» **What is needed**
The records that follow need to be output exactly as they are.

BEGIN Data provided

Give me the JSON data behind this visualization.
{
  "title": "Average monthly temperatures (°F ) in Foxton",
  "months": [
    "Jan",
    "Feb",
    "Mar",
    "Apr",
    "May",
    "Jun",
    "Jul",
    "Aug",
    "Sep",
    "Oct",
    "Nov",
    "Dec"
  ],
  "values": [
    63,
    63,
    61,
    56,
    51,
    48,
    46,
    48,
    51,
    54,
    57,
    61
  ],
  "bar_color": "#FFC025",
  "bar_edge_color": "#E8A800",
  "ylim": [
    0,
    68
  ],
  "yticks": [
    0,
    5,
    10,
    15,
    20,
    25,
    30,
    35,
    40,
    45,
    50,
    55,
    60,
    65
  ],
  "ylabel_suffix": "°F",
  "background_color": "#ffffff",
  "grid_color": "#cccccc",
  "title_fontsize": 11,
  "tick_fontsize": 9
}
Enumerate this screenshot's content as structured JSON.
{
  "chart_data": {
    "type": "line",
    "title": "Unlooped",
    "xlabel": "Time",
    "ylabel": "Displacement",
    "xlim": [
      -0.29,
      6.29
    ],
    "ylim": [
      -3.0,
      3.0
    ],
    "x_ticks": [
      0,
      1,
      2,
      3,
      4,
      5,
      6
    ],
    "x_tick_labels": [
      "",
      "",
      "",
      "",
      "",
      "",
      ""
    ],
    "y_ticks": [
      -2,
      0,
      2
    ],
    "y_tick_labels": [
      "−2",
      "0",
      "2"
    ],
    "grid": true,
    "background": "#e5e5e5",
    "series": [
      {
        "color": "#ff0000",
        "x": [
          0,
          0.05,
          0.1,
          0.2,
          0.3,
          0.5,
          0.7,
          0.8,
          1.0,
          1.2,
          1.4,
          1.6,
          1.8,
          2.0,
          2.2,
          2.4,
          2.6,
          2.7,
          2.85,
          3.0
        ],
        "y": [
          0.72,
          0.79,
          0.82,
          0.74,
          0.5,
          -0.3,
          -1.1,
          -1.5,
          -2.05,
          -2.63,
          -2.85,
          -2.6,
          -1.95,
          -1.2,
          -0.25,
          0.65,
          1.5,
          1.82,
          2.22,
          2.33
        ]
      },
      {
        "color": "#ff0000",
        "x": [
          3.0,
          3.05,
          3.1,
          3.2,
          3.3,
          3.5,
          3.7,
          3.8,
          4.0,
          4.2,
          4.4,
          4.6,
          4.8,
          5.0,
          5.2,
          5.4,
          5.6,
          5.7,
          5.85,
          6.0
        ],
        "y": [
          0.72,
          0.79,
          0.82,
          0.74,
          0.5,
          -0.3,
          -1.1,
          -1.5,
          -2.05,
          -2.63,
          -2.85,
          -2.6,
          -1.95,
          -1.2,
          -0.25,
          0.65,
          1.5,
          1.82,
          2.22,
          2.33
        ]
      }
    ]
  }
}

END Data provided

» **Solution to the problem**
Give me the JSON data behind this visualization.
{
  "title": "Average monthly temperatures (°F ) in Foxton",
  "months": [
    "Jan",
    "Feb",
    "Mar",
    "Apr",
    "May",
    "Jun",
    "Jul",
    "Aug",
    "Sep",
    "Oct",
    "Nov",
    "Dec"
  ],
  "values": [
    63,
    63,
    61,
    56,
    51,
    48,
    46,
    48,
    51,
    54,
    57,
    61
  ],
  "bar_color": "#FFC025",
  "bar_edge_color": "#E8A800",
  "ylim": [
    0,
    68
  ],
  "yticks": [
    0,
    5,
    10,
    15,
    20,
    25,
    30,
    35,
    40,
    45,
    50,
    55,
    60,
    65
  ],
  "ylabel_suffix": "°F",
  "background_color": "#ffffff",
  "grid_color": "#cccccc",
  "title_fontsize": 11,
  "tick_fontsize": 9
}
Enumerate this screenshot's content as structured JSON.
{
  "chart_data": {
    "type": "line",
    "title": "Unlooped",
    "xlabel": "Time",
    "ylabel": "Displacement",
    "xlim": [
      -0.29,
      6.29
    ],
    "ylim": [
      -3.0,
      3.0
    ],
    "x_ticks": [
      0,
      1,
      2,
      3,
      4,
      5,
      6
    ],
    "x_tick_labels": [
      "",
      "",
      "",
      "",
      "",
      "",
      ""
    ],
    "y_ticks": [
      -2,
      0,
      2
    ],
    "y_tick_labels": [
      "−2",
      "0",
      "2"
    ],
    "grid": true,
    "background": "#e5e5e5",
    "series": [
      {
        "color": "#ff0000",
        "x": [
          0,
          0.05,
          0.1,
          0.2,
          0.3,
          0.5,
          0.7,
          0.8,
          1.0,
          1.2,
          1.4,
          1.6,
          1.8,
          2.0,
          2.2,
          2.4,
          2.6,
          2.7,
          2.85,
          3.0
        ],
        "y": [
          0.72,
          0.79,
          0.82,
          0.74,
          0.5,
          -0.3,
          -1.1,
          -1.5,
          -2.05,
          -2.63,
          -2.85,
          -2.6,
          -1.95,
          -1.2,
          -0.25,
          0.65,
          1.5,
          1.82,
          2.22,
          2.33
        ]
      },
      {
        "color": "#ff0000",
        "x": [
          3.0,
          3.05,
          3.1,
          3.2,
          3.3,
          3.5,
          3.7,
          3.8,
          4.0,
          4.2,
          4.4,
          4.6,
          4.8,
          5.0,
          5.2,
          5.4,
          5.6,
          5.7,
          5.85,
          6.0
        ],
        "y": [
          0.72,
          0.79,
          0.82,
          0.74,
          0.5,
          -0.3,
          -1.1,
          -1.5,
          -2.05,
          -2.63,
          -2.85,
          -2.6,
          -1.95,
          -1.2,
          -0.25,
          0.65,
          1.5,
          1.82,
          2.22,
          2.33
        ]
      }
    ]
  }
}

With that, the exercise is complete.